── DATASET
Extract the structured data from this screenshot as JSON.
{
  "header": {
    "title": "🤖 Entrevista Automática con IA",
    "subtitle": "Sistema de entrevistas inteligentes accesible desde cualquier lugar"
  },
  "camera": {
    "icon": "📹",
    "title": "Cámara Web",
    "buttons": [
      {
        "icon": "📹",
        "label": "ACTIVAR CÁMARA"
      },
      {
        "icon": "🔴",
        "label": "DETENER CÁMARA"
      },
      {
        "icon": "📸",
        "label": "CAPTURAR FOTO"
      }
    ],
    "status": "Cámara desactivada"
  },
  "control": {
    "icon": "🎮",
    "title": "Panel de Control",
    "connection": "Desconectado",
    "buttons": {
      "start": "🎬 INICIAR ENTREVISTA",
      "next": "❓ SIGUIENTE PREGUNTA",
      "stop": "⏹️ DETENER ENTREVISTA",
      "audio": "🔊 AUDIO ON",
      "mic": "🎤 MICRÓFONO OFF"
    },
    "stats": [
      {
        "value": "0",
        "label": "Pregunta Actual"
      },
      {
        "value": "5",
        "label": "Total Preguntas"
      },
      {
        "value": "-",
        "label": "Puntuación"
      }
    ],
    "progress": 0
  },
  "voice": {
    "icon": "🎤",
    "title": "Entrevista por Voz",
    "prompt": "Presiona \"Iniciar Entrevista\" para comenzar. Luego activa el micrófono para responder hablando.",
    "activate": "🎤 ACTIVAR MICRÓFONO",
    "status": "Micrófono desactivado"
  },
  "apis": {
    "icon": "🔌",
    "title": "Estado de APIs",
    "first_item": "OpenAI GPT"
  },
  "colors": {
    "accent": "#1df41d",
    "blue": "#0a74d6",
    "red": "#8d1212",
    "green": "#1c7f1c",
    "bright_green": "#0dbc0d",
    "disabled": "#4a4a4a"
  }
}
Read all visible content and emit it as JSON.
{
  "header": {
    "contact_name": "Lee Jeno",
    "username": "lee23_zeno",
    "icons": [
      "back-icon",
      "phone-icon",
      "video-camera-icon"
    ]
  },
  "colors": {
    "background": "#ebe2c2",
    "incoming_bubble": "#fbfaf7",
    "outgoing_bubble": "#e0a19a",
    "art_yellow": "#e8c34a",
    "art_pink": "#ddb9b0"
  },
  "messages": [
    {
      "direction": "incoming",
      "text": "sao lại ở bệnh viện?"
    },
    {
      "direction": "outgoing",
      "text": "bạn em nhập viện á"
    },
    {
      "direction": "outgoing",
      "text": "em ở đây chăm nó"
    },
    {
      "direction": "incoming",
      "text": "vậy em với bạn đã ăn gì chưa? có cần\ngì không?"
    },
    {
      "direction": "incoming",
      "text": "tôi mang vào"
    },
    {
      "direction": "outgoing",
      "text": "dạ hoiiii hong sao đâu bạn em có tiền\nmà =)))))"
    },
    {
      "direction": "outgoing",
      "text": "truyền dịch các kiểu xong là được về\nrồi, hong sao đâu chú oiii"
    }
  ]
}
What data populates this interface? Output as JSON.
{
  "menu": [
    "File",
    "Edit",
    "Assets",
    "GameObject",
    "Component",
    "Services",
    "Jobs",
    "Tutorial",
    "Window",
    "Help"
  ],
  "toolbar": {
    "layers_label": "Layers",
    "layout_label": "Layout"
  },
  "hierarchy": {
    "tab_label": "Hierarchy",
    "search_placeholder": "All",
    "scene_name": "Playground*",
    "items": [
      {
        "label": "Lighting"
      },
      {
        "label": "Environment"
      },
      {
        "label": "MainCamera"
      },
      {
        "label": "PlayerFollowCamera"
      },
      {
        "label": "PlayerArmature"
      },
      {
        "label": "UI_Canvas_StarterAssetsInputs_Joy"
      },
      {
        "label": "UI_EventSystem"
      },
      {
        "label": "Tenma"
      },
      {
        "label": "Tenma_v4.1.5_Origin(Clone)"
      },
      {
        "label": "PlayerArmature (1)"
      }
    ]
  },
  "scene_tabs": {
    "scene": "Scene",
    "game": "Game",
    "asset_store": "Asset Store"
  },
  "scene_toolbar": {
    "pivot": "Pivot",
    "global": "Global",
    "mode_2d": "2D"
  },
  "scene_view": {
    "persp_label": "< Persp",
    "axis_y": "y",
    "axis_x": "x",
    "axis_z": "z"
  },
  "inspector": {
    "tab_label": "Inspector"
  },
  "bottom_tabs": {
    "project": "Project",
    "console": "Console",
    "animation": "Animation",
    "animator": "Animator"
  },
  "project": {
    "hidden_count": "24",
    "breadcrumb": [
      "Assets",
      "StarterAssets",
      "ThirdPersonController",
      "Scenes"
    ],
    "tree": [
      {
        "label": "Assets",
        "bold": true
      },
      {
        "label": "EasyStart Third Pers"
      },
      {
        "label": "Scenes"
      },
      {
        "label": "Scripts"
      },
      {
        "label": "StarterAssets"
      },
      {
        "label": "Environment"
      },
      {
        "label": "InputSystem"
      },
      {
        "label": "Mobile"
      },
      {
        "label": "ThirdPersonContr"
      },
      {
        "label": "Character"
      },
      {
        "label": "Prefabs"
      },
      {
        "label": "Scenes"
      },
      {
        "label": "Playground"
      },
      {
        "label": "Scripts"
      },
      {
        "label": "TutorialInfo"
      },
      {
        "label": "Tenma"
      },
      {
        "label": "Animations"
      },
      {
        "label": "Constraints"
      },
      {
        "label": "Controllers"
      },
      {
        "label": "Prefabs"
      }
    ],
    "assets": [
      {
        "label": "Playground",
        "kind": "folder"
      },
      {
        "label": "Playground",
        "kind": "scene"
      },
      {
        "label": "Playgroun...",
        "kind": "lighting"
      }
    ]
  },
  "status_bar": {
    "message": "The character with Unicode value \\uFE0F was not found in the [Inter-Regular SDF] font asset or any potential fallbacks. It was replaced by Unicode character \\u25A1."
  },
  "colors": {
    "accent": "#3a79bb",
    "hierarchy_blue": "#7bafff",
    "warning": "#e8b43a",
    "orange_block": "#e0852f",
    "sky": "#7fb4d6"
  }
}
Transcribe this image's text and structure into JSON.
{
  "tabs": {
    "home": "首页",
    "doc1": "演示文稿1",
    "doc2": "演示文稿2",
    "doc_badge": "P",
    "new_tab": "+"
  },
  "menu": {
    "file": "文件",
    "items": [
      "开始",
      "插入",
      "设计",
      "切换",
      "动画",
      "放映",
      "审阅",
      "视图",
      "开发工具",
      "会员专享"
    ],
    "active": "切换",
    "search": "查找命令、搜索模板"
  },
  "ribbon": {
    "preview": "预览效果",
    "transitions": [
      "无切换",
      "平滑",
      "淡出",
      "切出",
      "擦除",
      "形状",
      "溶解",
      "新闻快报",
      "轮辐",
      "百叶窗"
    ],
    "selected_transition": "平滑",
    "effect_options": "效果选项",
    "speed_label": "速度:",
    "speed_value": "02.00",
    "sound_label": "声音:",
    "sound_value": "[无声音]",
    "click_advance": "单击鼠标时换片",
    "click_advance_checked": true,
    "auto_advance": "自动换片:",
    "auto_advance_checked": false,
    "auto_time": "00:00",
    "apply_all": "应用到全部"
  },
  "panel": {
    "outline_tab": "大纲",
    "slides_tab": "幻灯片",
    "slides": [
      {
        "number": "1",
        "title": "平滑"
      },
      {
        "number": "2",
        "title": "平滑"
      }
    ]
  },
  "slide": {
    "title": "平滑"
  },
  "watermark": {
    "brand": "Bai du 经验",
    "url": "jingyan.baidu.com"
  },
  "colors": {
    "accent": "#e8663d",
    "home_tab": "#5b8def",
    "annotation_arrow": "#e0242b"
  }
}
────
TASK BRIEF: Could you quote the material above in full, exactly as it stands?

RESPONSE TO THE TASK:
Extract the structured data from this screenshot as JSON.
{
  "header": {
    "title": "🤖 Entrevista Automática con IA",
    "subtitle": "Sistema de entrevistas inteligentes accesible desde cualquier lugar"
  },
  "camera": {
    "icon": "📹",
    "title": "Cámara Web",
    "buttons": [
      {
        "icon": "📹",
        "label": "ACTIVAR CÁMARA"
      },
      {
        "icon": "🔴",
        "label": "DETENER CÁMARA"
      },
      {
        "icon": "📸",
        "label": "CAPTURAR FOTO"
      }
    ],
    "status": "Cámara desactivada"
  },
  "control": {
    "icon": "🎮",
    "title": "Panel de Control",
    "connection": "Desconectado",
    "buttons": {
      "start": "🎬 INICIAR ENTREVISTA",
      "next": "❓ SIGUIENTE PREGUNTA",
      "stop": "⏹️ DETENER ENTREVISTA",
      "audio": "🔊 AUDIO ON",
      "mic": "🎤 MICRÓFONO OFF"
    },
    "stats": [
      {
        "value": "0",
        "label": "Pregunta Actual"
      },
      {
        "value": "5",
        "label": "Total Preguntas"
      },
      {
        "value": "-",
        "label": "Puntuación"
      }
    ],
    "progress": 0
  },
  "voice": {
    "icon": "🎤",
    "title": "Entrevista por Voz",
    "prompt": "Presiona \"Iniciar Entrevista\" para comenzar. Luego activa el micrófono para responder hablando.",
    "activate": "🎤 ACTIVAR MICRÓFONO",
    "status": "Micrófono desactivado"
  },
  "apis": {
    "icon": "🔌",
    "title": "Estado de APIs",
    "first_item": "OpenAI GPT"
  },
  "colors": {
    "accent": "#1df41d",
    "blue": "#0a74d6",
    "red": "#8d1212",
    "green": "#1c7f1c",
    "bright_green": "#0dbc0d",
    "disabled": "#4a4a4a"
  }
}
Read all visible content and emit it as JSON.
{
  "header": {
    "contact_name": "Lee Jeno",
    "username": "lee23_zeno",
    "icons": [
      "back-icon",
      "phone-icon",
      "video-camera-icon"
    ]
  },
  "colors": {
    "background": "#ebe2c2",
    "incoming_bubble": "#fbfaf7",
    "outgoing_bubble": "#e0a19a",
    "art_yellow": "#e8c34a",
    "art_pink": "#ddb9b0"
  },
  "messages": [
    {
      "direction": "incoming",
      "text": "sao lại ở bệnh viện?"
    },
    {
      "direction": "outgoing",
      "text": "bạn em nhập viện á"
    },
    {
      "direction": "outgoing",
      "text": "em ở đây chăm nó"
    },
    {
      "direction": "incoming",
      "text": "vậy em với bạn đã ăn gì chưa? có cần\ngì không?"
    },
    {
      "direction": "incoming",
      "text": "tôi mang vào"
    },
    {
      "direction": "outgoing",
      "text": "dạ hoiiii hong sao đâu bạn em có tiền\nmà =)))))"
    },
    {
      "direction": "outgoing",
      "text": "truyền dịch các kiểu xong là được về\nrồi, hong sao đâu chú oiii"
    }
  ]
}
What data populates this interface? Output as JSON.
{
  "menu": [
    "File",
    "Edit",
    "Assets",
    "GameObject",
    "Component",
    "Services",
    "Jobs",
    "Tutorial",
    "Window",
    "Help"
  ],
  "toolbar": {
    "layers_label": "Layers",
    "layout_label": "Layout"
  },
  "hierarchy": {
    "tab_label": "Hierarchy",
    "search_placeholder": "All",
    "scene_name": "Playground*",
    "items": [
      {
        "label": "Lighting"
      },
      {
        "label": "Environment"
      },
      {
        "label": "MainCamera"
      },
      {
        "label": "PlayerFollowCamera"
      },
      {
        "label": "PlayerArmature"
      },
      {
        "label": "UI_Canvas_StarterAssetsInputs_Joy"
      },
      {
        "label": "UI_EventSystem"
      },
      {
        "label": "Tenma"
      },
      {
        "label": "Tenma_v4.1.5_Origin(Clone)"
      },
      {
        "label": "PlayerArmature (1)"
      }
    ]
  },
  "scene_tabs": {
    "scene": "Scene",
    "game": "Game",
    "asset_store": "Asset Store"
  },
  "scene_toolbar": {
    "pivot": "Pivot",
    "global": "Global",
    "mode_2d": "2D"
  },
  "scene_view": {
    "persp_label": "< Persp",
    "axis_y": "y",
    "axis_x": "x",
    "axis_z": "z"
  },
  "inspector": {
    "tab_label": "Inspector"
  },
  "bottom_tabs": {
    "project": "Project",
    "console": "Console",
    "animation": "Animation",
    "animator": "Animator"
  },
  "project": {
    "hidden_count": "24",
    "breadcrumb": [
      "Assets",
      "StarterAssets",
      "ThirdPersonController",
      "Scenes"
    ],
    "tree": [
      {
        "label": "Assets",
        "bold": true
      },
      {
        "label": "EasyStart Third Pers"
      },
      {
        "label": "Scenes"
      },
      {
        "label": "Scripts"
      },
      {
        "label": "StarterAssets"
      },
      {
        "label": "Environment"
      },
      {
        "label": "InputSystem"
      },
      {
        "label": "Mobile"
      },
      {
        "label": "ThirdPersonContr"
      },
      {
        "label": "Character"
      },
      {
        "label": "Prefabs"
      },
      {
        "label": "Scenes"
      },
      {
        "label": "Playground"
      },
      {
        "label": "Scripts"
      },
      {
        "label": "TutorialInfo"
      },
      {
        "label": "Tenma"
      },
      {
        "label": "Animations"
      },
      {
        "label": "Constraints"
      },
      {
        "label": "Controllers"
      },
      {
        "label": "Prefabs"
      }
    ],
    "assets": [
      {
        "label": "Playground",
        "kind": "folder"
      },
      {
        "label": "Playground",
        "kind": "scene"
      },
      {
        "label": "Playgroun...",
        "kind": "lighting"
      }
    ]
  },
  "status_bar": {
    "message": "The character with Unicode value \\uFE0F was not found in the [Inter-Regular SDF] font asset or any potential fallbacks. It was replaced by Unicode character \\u25A1."
  },
  "colors": {
    "accent": "#3a79bb",
    "hierarchy_blue": "#7bafff",
    "warning": "#e8b43a",
    "orange_block": "#e0852f",
    "sky": "#7fb4d6"
  }
}
Transcribe this image's text and structure into JSON.
{
  "tabs": {
    "home": "首页",
    "doc1": "演示文稿1",
    "doc2": "演示文稿2",
    "doc_badge": "P",
    "new_tab": "+"
  },
  "menu": {
    "file": "文件",
    "items": [
      "开始",
      "插入",
      "设计",
      "切换",
      "动画",
      "放映",
      "审阅",
      "视图",
      "开发工具",
      "会员专享"
    ],
    "active": "切换",
    "search": "查找命令、搜索模板"
  },
  "ribbon": {
    "preview": "预览效果",
    "transitions": [
      "无切换",
      "平滑",
      "淡出",
      "切出",
      "擦除",
      "形状",
      "溶解",
      "新闻快报",
      "轮辐",
      "百叶窗"
    ],
    "selected_transition": "平滑",
    "effect_options": "效果选项",
    "speed_label": "速度:",
    "speed_value": "02.00",
    "sound_label": "声音:",
    "sound_value": "[无声音]",
    "click_advance": "单击鼠标时换片",
    "click_advance_checked": true,
    "auto_advance": "自动换片:",
    "auto_advance_checked": false,
    "auto_time": "00:00",
    "apply_all": "应用到全部"
  },
  "panel": {
    "outline_tab": "大纲",
    "slides_tab": "幻灯片",
    "slides": [
      {
        "number": "1",
        "title": "平滑"
      },
      {
        "number": "2",
        "title": "平滑"
      }
    ]
  },
  "slide": {
    "title": "平滑"
  },
  "watermark": {
    "brand": "Bai du 经验",
    "url": "jingyan.baidu.com"
  },
  "colors": {
    "accent": "#e8663d",
    "home_tab": "#5b8def",
    "annotation_arrow": "#e0242b"
  }
}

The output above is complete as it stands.